• _TASK_
The entries below should be quoted exactly, with no pictures carried over.

• _RECORDS FOR THE EXERCISE_
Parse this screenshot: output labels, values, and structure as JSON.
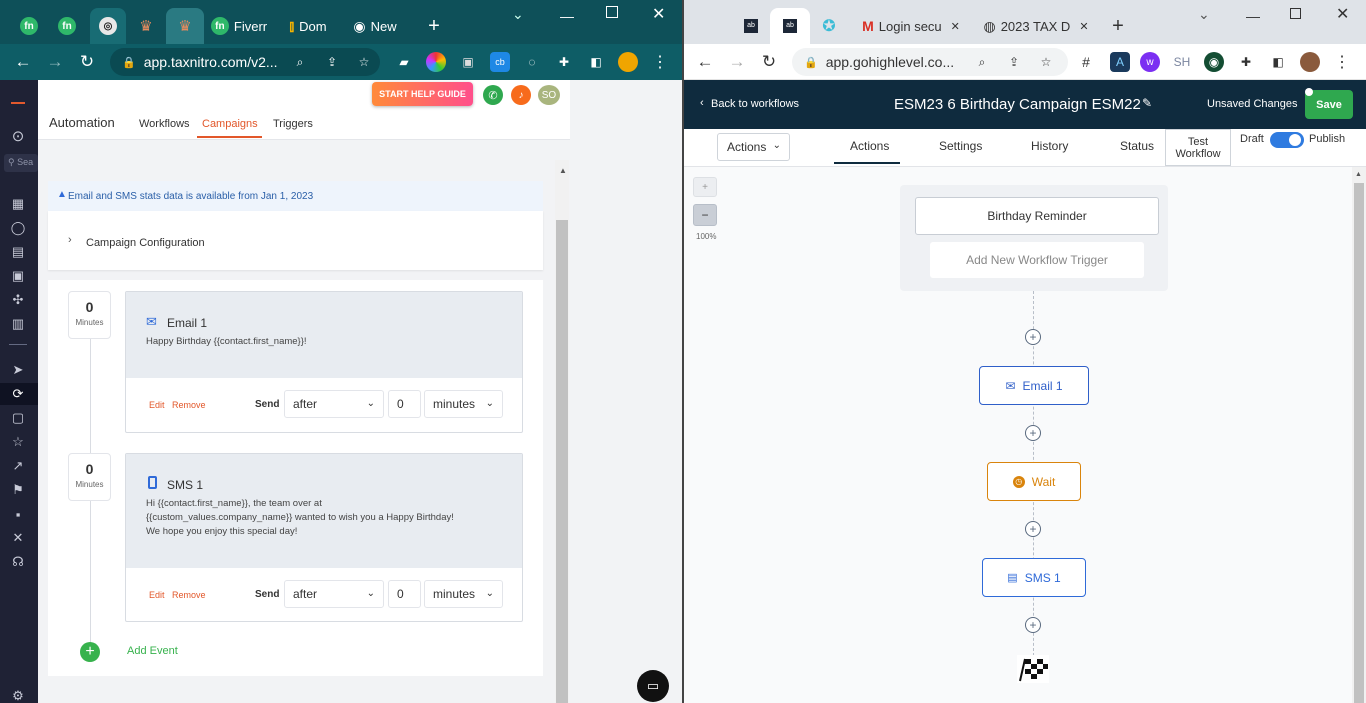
{
  "left_browser": {
    "tabs": [
      {
        "label": "",
        "icon": "fn-icon"
      },
      {
        "label": "",
        "icon": "fn-icon"
      },
      {
        "label": "",
        "icon": "openai-icon"
      },
      {
        "label": "",
        "icon": "app-icon"
      },
      {
        "label": "",
        "icon": "app-icon"
      },
      {
        "label": "Fiverr",
        "icon": "fn-icon"
      },
      {
        "label": "Dom",
        "icon": "analytics-icon"
      },
      {
        "label": "New",
        "icon": "chrome-icon"
      }
    ],
    "url": "app.taxnitro.com/v2..."
  },
  "left_app": {
    "help_button": "START HELP GUIDE",
    "avatar_initials": "SO",
    "section_title": "Automation",
    "tabs": [
      "Workflows",
      "Campaigns",
      "Triggers"
    ],
    "info_banner": "Email and SMS stats data is available from Jan 1, 2023",
    "config_label": "Campaign Configuration",
    "events": [
      {
        "delay_value": "0",
        "delay_unit": "Minutes",
        "title": "Email 1",
        "body": "Happy Birthday {{contact.first_name}}!",
        "edit": "Edit",
        "remove": "Remove",
        "send_label": "Send",
        "timing": "after",
        "amount": "0",
        "unit": "minutes"
      },
      {
        "delay_value": "0",
        "delay_unit": "Minutes",
        "title": "SMS 1",
        "body_lines": [
          "Hi {{contact.first_name}}, the team over at",
          "{{custom_values.company_name}} wanted to wish you a Happy Birthday!",
          "We hope you enjoy this special day!"
        ],
        "edit": "Edit",
        "remove": "Remove",
        "send_label": "Send",
        "timing": "after",
        "amount": "0",
        "unit": "minutes"
      }
    ],
    "add_event": "Add Event",
    "search_placeholder": "Sea"
  },
  "right_browser": {
    "tabs": [
      {
        "label": "",
        "icon": "app-icon"
      },
      {
        "label": "",
        "icon": "app-icon"
      },
      {
        "label": "",
        "icon": "swirl-icon"
      },
      {
        "label": "Login secu",
        "icon": "gmail-icon"
      },
      {
        "label": "2023 TAX D",
        "icon": "globe-icon"
      }
    ],
    "url": "app.gohighlevel.co...",
    "ext_text": "SH"
  },
  "right_app": {
    "back": "Back to workflows",
    "title": "ESM23 6 Birthday Campaign ESM22",
    "unsaved": "Unsaved Changes",
    "save": "Save",
    "actions_dropdown": "Actions",
    "tabs": [
      "Actions",
      "Settings",
      "History",
      "Status"
    ],
    "test_workflow": [
      "Test",
      "Workflow"
    ],
    "draft": "Draft",
    "publish": "Publish",
    "zoom_plus": "+",
    "zoom_minus": "−",
    "zoom": "100%",
    "trigger": "Birthday Reminder",
    "add_trigger": "Add New Workflow Trigger",
    "nodes": {
      "email": "Email 1",
      "wait": "Wait",
      "sms": "SMS 1"
    }
  },
  "colors": {
    "teal": "#0e4f58",
    "left_chrome": "#0e5d66",
    "accent": "#e2572a",
    "blue": "#2f6ad8",
    "orange": "#d9840c",
    "green": "#37b24d",
    "navy": "#0f2b3e"
  }
}
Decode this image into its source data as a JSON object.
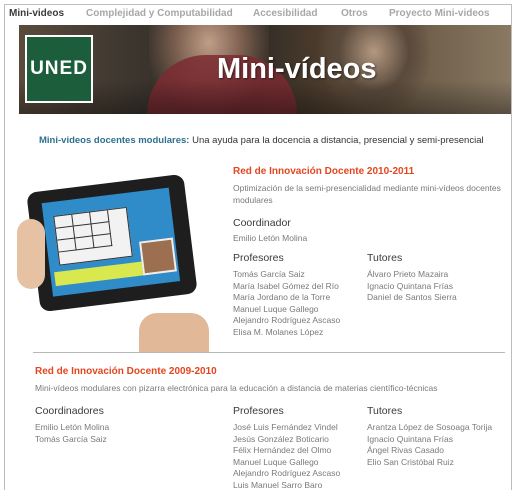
{
  "nav": {
    "items": [
      {
        "label": "Mini-videos"
      },
      {
        "label": "Complejidad y Computabilidad"
      },
      {
        "label": "Accesibilidad"
      },
      {
        "label": "Otros"
      },
      {
        "label": "Proyecto Mini-videos"
      }
    ]
  },
  "banner": {
    "logo_text": "UNED",
    "title": "Mini-vídeos"
  },
  "intro": {
    "highlight": "Mini-videos docentes modulares:",
    "text": " Una ayuda para la docencia a distancia, presencial y semi-presencial"
  },
  "net2010": {
    "title": "Red de Innovación Docente 2010-2011",
    "desc": "Optimización de la semi-presencialidad mediante mini-vídeos docentes modulares",
    "coord_label": "Coordinador",
    "coordinators": [
      "Emilio Letón Molina"
    ],
    "prof_label": "Profesores",
    "professors": [
      "Tomás García Saiz",
      "María Isabel Gómez del Río",
      "María Jordano de la Torre",
      "Manuel Luque Gallego",
      "Alejandro Rodríguez Ascaso",
      "Elisa M. Molanes López"
    ],
    "tutor_label": "Tutores",
    "tutors": [
      "Álvaro Prieto Mazaira",
      "Ignacio Quintana Frías",
      "Daniel de Santos Sierra"
    ]
  },
  "net2009": {
    "title": "Red de Innovación Docente 2009-2010",
    "desc": "Mini-vídeos modulares con pizarra electrónica para la educación a distancia de materias científico-técnicas",
    "coord_label": "Coordinadores",
    "coordinators": [
      "Emilio Letón Molina",
      "Tomás García Saiz"
    ],
    "prof_label": "Profesores",
    "professors": [
      "José Luis Fernández Vindel",
      "Jesús González Boticario",
      "Félix Hernández del Olmo",
      "Manuel Luque Gallego",
      "Alejandro Rodríguez Ascaso",
      "Luis Manuel Sarro Baro"
    ],
    "tutor_label": "Tutores",
    "tutors": [
      "Arantza López de Sosoaga Torija",
      "Ignacio Quintana Frías",
      "Ángel Rivas Casado",
      "Elio San Cristóbal Ruiz"
    ]
  },
  "colors": {
    "accent_red": "#e3461f",
    "accent_blue": "#2f6f8f",
    "logo_green": "#1c5e3c"
  }
}
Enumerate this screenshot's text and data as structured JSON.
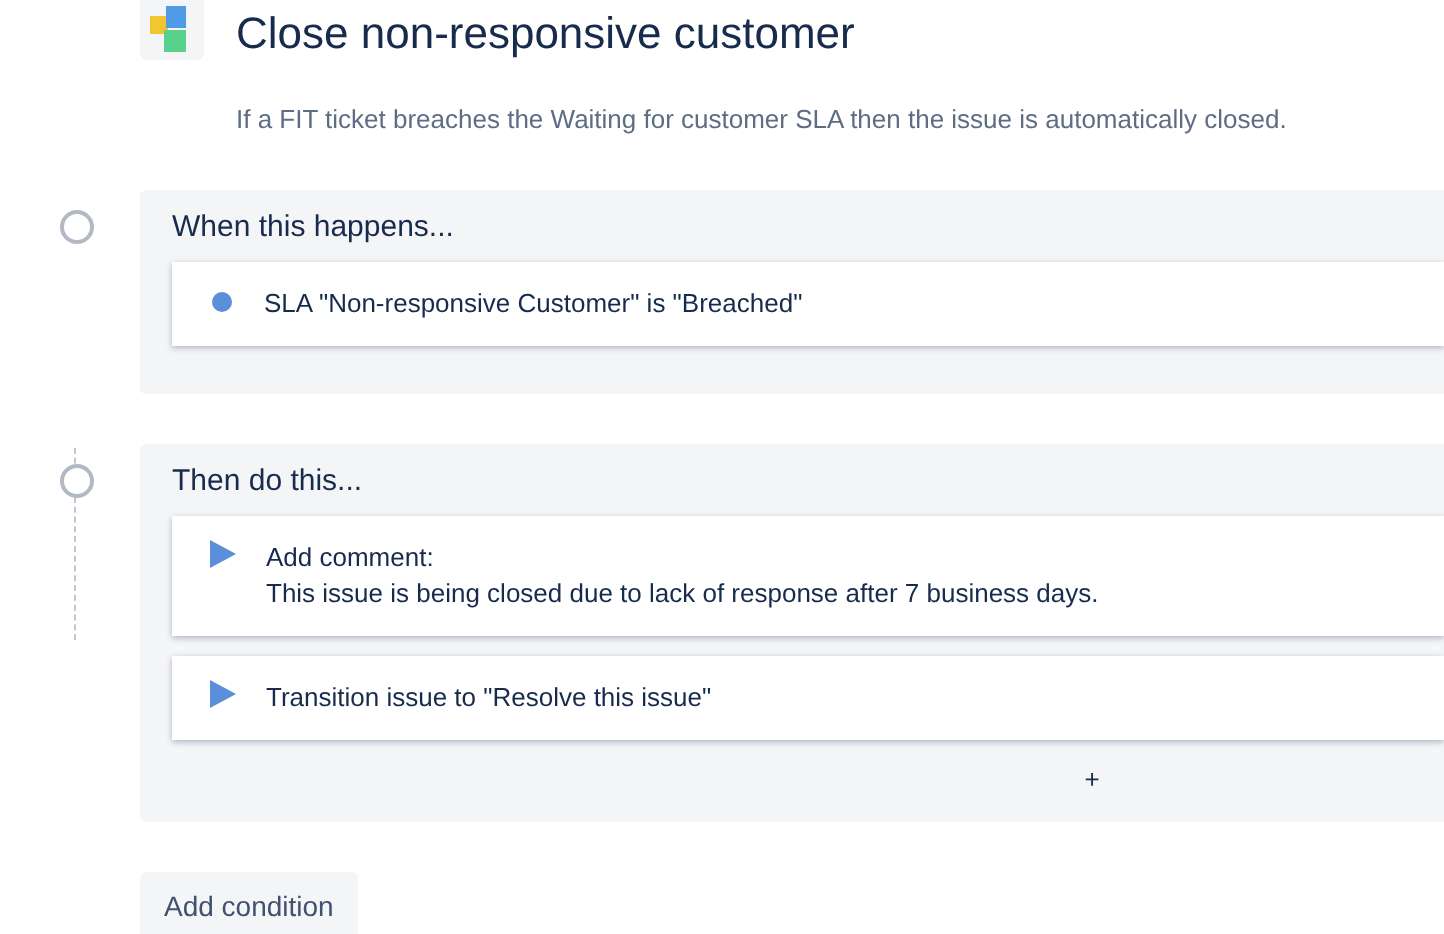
{
  "rule": {
    "title": "Close non-responsive customer",
    "description": "If a FIT ticket breaches the Waiting for customer SLA then the issue is automatically closed."
  },
  "sections": [
    {
      "heading": "When this happens...",
      "items": [
        {
          "kind": "condition",
          "lines": [
            "SLA \"Non-responsive Customer\" is \"Breached\""
          ]
        }
      ]
    },
    {
      "heading": "Then do this...",
      "items": [
        {
          "kind": "action",
          "lines": [
            "Add comment:",
            "This issue is being closed due to lack of response after 7 business days."
          ]
        },
        {
          "kind": "action",
          "lines": [
            "Transition issue to \"Resolve this issue\""
          ]
        }
      ],
      "add_label": "+"
    }
  ],
  "add_condition": "Add condition"
}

• _SOLUTION_
Parse this screenshot: output labels, values, and structure as JSON.
{
  "left_browser": {
    "tabs": [
      {
        "label": "",
        "icon": "fn-icon"
      },
      {
        "label": "",
        "icon": "fn-icon"
      },
      {
        "label": "",
        "icon": "openai-icon"
      },
      {
        "label": "",
        "icon": "app-icon"
      },
      {
        "label": "",
        "icon": "app-icon"
      },
      {
        "label": "Fiverr",
        "icon": "fn-icon"
      },
      {
        "label": "Dom",
        "icon": "analytics-icon"
      },
      {
        "label": "New",
        "icon": "chrome-icon"
      }
    ],
    "url": "app.taxnitro.com/v2..."
  },
  "left_app": {
    "help_button": "START HELP GUIDE",
    "avatar_initials": "SO",
    "section_title": "Automation",
    "tabs": [
      "Workflows",
      "Campaigns",
      "Triggers"
    ],
    "info_banner": "Email and SMS stats data is available from Jan 1, 2023",
    "config_label": "Campaign Configuration",
    "events": [
      {
        "delay_value": "0",
        "delay_unit": "Minutes",
        "title": "Email 1",
        "body": "Happy Birthday {{contact.first_name}}!",
        "edit": "Edit",
        "remove": "Remove",
        "send_label": "Send",
        "timing": "after",
        "amount": "0",
        "unit": "minutes"
      },
      {
        "delay_value": "0",
        "delay_unit": "Minutes",
        "title": "SMS 1",
        "body_lines": [
          "Hi {{contact.first_name}}, the team over at",
          "{{custom_values.company_name}} wanted to wish you a Happy Birthday!",
          "We hope you enjoy this special day!"
        ],
        "edit": "Edit",
        "remove": "Remove",
        "send_label": "Send",
        "timing": "after",
        "amount": "0",
        "unit": "minutes"
      }
    ],
    "add_event": "Add Event",
    "search_placeholder": "Sea"
  },
  "right_browser": {
    "tabs": [
      {
        "label": "",
        "icon": "app-icon"
      },
      {
        "label": "",
        "icon": "app-icon"
      },
      {
        "label": "",
        "icon": "swirl-icon"
      },
      {
        "label": "Login secu",
        "icon": "gmail-icon"
      },
      {
        "label": "2023 TAX D",
        "icon": "globe-icon"
      }
    ],
    "url": "app.gohighlevel.co...",
    "ext_text": "SH"
  },
  "right_app": {
    "back": "Back to workflows",
    "title": "ESM23 6 Birthday Campaign ESM22",
    "unsaved": "Unsaved Changes",
    "save": "Save",
    "actions_dropdown": "Actions",
    "tabs": [
      "Actions",
      "Settings",
      "History",
      "Status"
    ],
    "test_workflow": [
      "Test",
      "Workflow"
    ],
    "draft": "Draft",
    "publish": "Publish",
    "zoom_plus": "+",
    "zoom_minus": "−",
    "zoom": "100%",
    "trigger": "Birthday Reminder",
    "add_trigger": "Add New Workflow Trigger",
    "nodes": {
      "email": "Email 1",
      "wait": "Wait",
      "sms": "SMS 1"
    }
  },
  "colors": {
    "teal": "#0e4f58",
    "left_chrome": "#0e5d66",
    "accent": "#e2572a",
    "blue": "#2f6ad8",
    "orange": "#d9840c",
    "green": "#37b24d",
    "navy": "#0f2b3e"
  }
}
Decode this image into its source data as a JSON object.
{
  "nav": {
    "items": [
      {
        "label": "Mini-videos"
      },
      {
        "label": "Complejidad y Computabilidad"
      },
      {
        "label": "Accesibilidad"
      },
      {
        "label": "Otros"
      },
      {
        "label": "Proyecto Mini-videos"
      }
    ]
  },
  "banner": {
    "logo_text": "UNED",
    "title": "Mini-vídeos"
  },
  "intro": {
    "highlight": "Mini-videos docentes modulares:",
    "text": " Una ayuda para la docencia a distancia, presencial y semi-presencial"
  },
  "net2010": {
    "title": "Red de Innovación Docente 2010-2011",
    "desc": "Optimización de la semi-presencialidad mediante mini-vídeos docentes modulares",
    "coord_label": "Coordinador",
    "coordinators": [
      "Emilio Letón Molina"
    ],
    "prof_label": "Profesores",
    "professors": [
      "Tomás García Saiz",
      "María Isabel Gómez del Río",
      "María Jordano de la Torre",
      "Manuel Luque Gallego",
      "Alejandro Rodríguez Ascaso",
      "Elisa M. Molanes López"
    ],
    "tutor_label": "Tutores",
    "tutors": [
      "Álvaro Prieto Mazaira",
      "Ignacio Quintana Frías",
      "Daniel de Santos Sierra"
    ]
  },
  "net2009": {
    "title": "Red de Innovación Docente 2009-2010",
    "desc": "Mini-vídeos modulares con pizarra electrónica para la educación a distancia de materias científico-técnicas",
    "coord_label": "Coordinadores",
    "coordinators": [
      "Emilio Letón Molina",
      "Tomás García Saiz"
    ],
    "prof_label": "Profesores",
    "professors": [
      "José Luis Fernández Vindel",
      "Jesús González Boticario",
      "Félix Hernández del Olmo",
      "Manuel Luque Gallego",
      "Alejandro Rodríguez Ascaso",
      "Luis Manuel Sarro Baro"
    ],
    "tutor_label": "Tutores",
    "tutors": [
      "Arantza López de Sosoaga Torija",
      "Ignacio Quintana Frías",
      "Ángel Rivas Casado",
      "Elio San Cristóbal Ruiz"
    ]
  },
  "colors": {
    "accent_red": "#e3461f",
    "accent_blue": "#2f6f8f",
    "logo_green": "#1c5e3c"
  }
}
Enumerate this screenshot's text and data as structured JSON.
{
  "rule": {
    "title": "Close non-responsive customer",
    "description": "If a FIT ticket breaches the Waiting for customer SLA then the issue is automatically closed."
  },
  "sections": [
    {
      "heading": "When this happens...",
      "items": [
        {
          "kind": "condition",
          "lines": [
            "SLA \"Non-responsive Customer\" is \"Breached\""
          ]
        }
      ]
    },
    {
      "heading": "Then do this...",
      "items": [
        {
          "kind": "action",
          "lines": [
            "Add comment:",
            "This issue is being closed due to lack of response after 7 business days."
          ]
        },
        {
          "kind": "action",
          "lines": [
            "Transition issue to \"Resolve this issue\""
          ]
        }
      ],
      "add_label": "+"
    }
  ],
  "add_condition": "Add condition"
}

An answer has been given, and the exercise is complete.